# START OF STORED DATA

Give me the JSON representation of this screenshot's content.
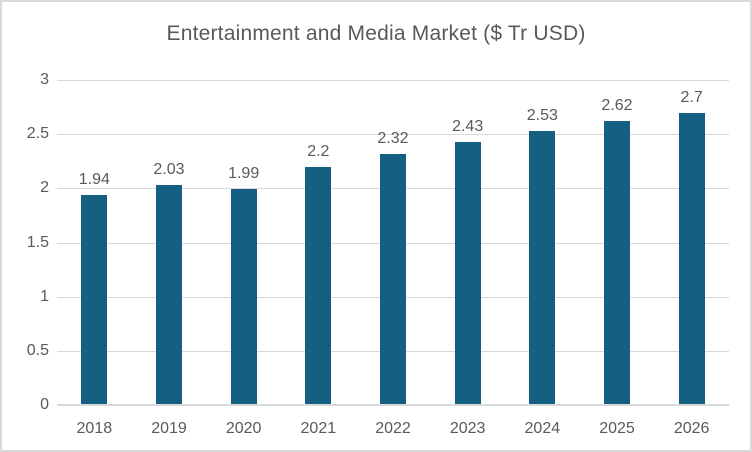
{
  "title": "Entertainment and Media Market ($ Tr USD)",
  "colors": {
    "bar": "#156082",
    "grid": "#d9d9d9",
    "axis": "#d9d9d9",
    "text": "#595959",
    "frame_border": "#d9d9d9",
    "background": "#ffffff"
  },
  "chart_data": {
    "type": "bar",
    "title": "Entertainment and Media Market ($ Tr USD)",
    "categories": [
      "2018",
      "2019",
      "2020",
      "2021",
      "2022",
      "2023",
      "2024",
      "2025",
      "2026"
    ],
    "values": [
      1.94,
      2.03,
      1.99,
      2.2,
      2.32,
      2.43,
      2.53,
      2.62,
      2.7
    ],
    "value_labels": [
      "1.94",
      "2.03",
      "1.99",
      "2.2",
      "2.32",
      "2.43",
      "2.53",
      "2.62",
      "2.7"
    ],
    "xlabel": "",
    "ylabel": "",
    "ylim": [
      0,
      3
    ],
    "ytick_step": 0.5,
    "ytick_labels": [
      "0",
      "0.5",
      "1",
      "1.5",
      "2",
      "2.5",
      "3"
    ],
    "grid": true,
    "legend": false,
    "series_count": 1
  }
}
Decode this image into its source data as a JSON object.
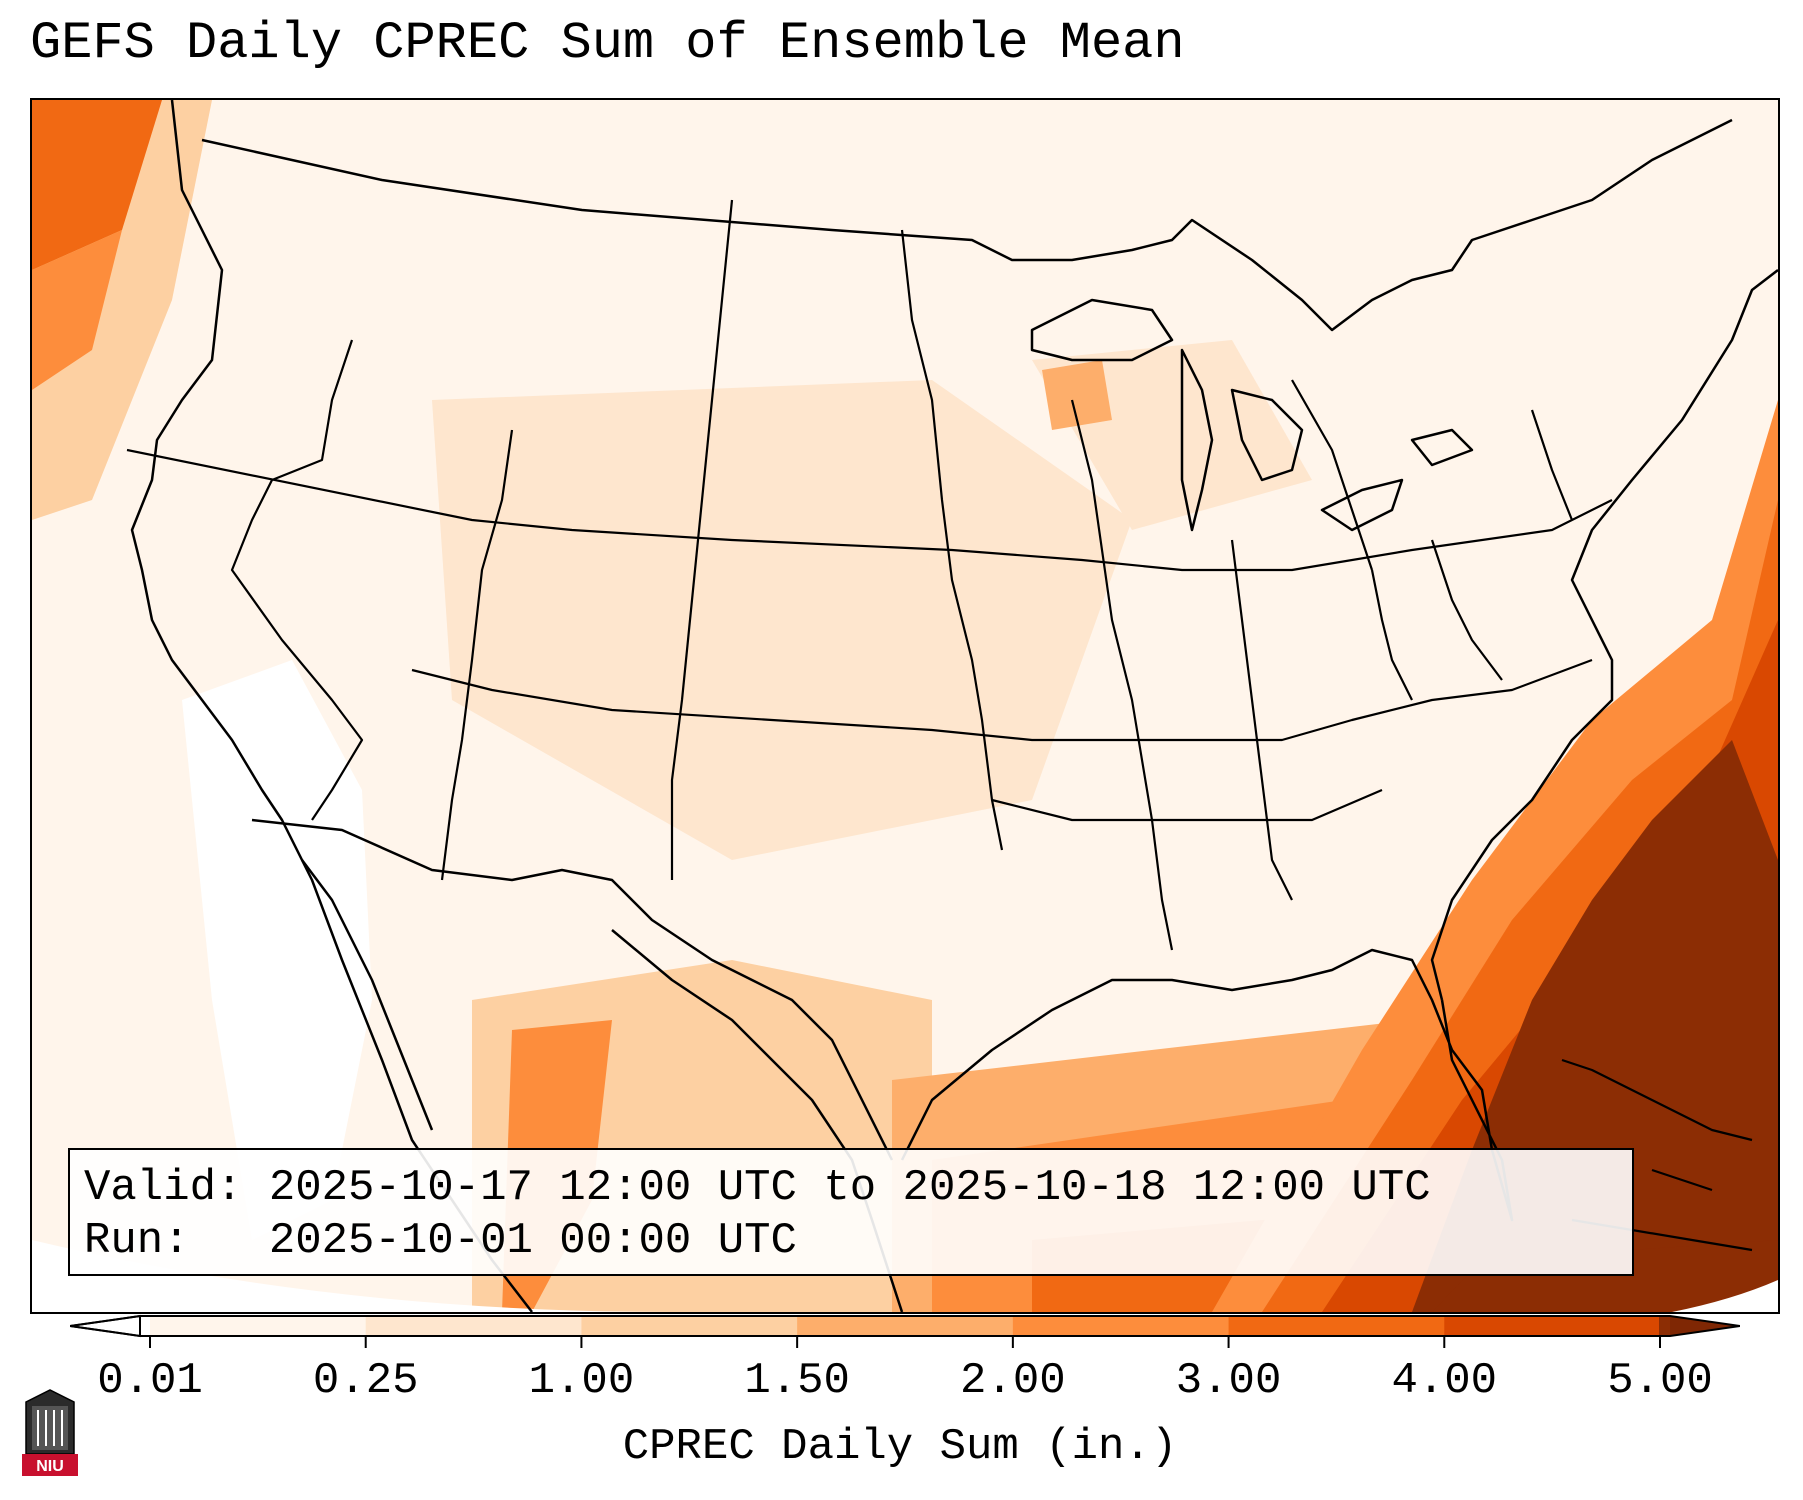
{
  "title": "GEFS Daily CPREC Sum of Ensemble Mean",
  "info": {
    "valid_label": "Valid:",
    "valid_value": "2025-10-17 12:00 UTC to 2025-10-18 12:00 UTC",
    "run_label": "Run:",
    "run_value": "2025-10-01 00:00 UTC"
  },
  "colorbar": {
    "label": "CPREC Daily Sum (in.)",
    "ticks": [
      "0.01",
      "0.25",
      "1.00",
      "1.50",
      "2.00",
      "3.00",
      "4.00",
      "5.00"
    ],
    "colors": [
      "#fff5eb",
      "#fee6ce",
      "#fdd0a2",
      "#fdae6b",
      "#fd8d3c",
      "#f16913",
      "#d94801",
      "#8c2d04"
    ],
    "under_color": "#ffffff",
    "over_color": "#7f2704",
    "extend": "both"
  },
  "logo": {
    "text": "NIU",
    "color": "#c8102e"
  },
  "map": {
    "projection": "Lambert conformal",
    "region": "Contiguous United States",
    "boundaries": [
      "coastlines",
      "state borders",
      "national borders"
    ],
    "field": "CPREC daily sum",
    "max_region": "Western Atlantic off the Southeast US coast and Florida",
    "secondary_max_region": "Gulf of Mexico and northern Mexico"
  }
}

# END OF STORED DATA

Restate the whole listing above exactly, please, omitting every image.

COMPLETE OUTPUT -
Give me the JSON representation of this screenshot's content.
{
  "title": "Entertainment and Media Market ($ Tr USD)",
  "colors": {
    "bar": "#156082",
    "grid": "#d9d9d9",
    "axis": "#d9d9d9",
    "text": "#595959",
    "frame_border": "#d9d9d9",
    "background": "#ffffff"
  },
  "chart_data": {
    "type": "bar",
    "title": "Entertainment and Media Market ($ Tr USD)",
    "categories": [
      "2018",
      "2019",
      "2020",
      "2021",
      "2022",
      "2023",
      "2024",
      "2025",
      "2026"
    ],
    "values": [
      1.94,
      2.03,
      1.99,
      2.2,
      2.32,
      2.43,
      2.53,
      2.62,
      2.7
    ],
    "value_labels": [
      "1.94",
      "2.03",
      "1.99",
      "2.2",
      "2.32",
      "2.43",
      "2.53",
      "2.62",
      "2.7"
    ],
    "xlabel": "",
    "ylabel": "",
    "ylim": [
      0,
      3
    ],
    "ytick_step": 0.5,
    "ytick_labels": [
      "0",
      "0.5",
      "1",
      "1.5",
      "2",
      "2.5",
      "3"
    ],
    "grid": true,
    "legend": false,
    "series_count": 1
  }
}
Decode this image into its source data as a JSON object.
{
  "title": "GEFS Daily CPREC Sum of Ensemble Mean",
  "info": {
    "valid_label": "Valid:",
    "valid_value": "2025-10-17 12:00 UTC to 2025-10-18 12:00 UTC",
    "run_label": "Run:",
    "run_value": "2025-10-01 00:00 UTC"
  },
  "colorbar": {
    "label": "CPREC Daily Sum (in.)",
    "ticks": [
      "0.01",
      "0.25",
      "1.00",
      "1.50",
      "2.00",
      "3.00",
      "4.00",
      "5.00"
    ],
    "colors": [
      "#fff5eb",
      "#fee6ce",
      "#fdd0a2",
      "#fdae6b",
      "#fd8d3c",
      "#f16913",
      "#d94801",
      "#8c2d04"
    ],
    "under_color": "#ffffff",
    "over_color": "#7f2704",
    "extend": "both"
  },
  "logo": {
    "text": "NIU",
    "color": "#c8102e"
  },
  "map": {
    "projection": "Lambert conformal",
    "region": "Contiguous United States",
    "boundaries": [
      "coastlines",
      "state borders",
      "national borders"
    ],
    "field": "CPREC daily sum",
    "max_region": "Western Atlantic off the Southeast US coast and Florida",
    "secondary_max_region": "Gulf of Mexico and northern Mexico"
  }
}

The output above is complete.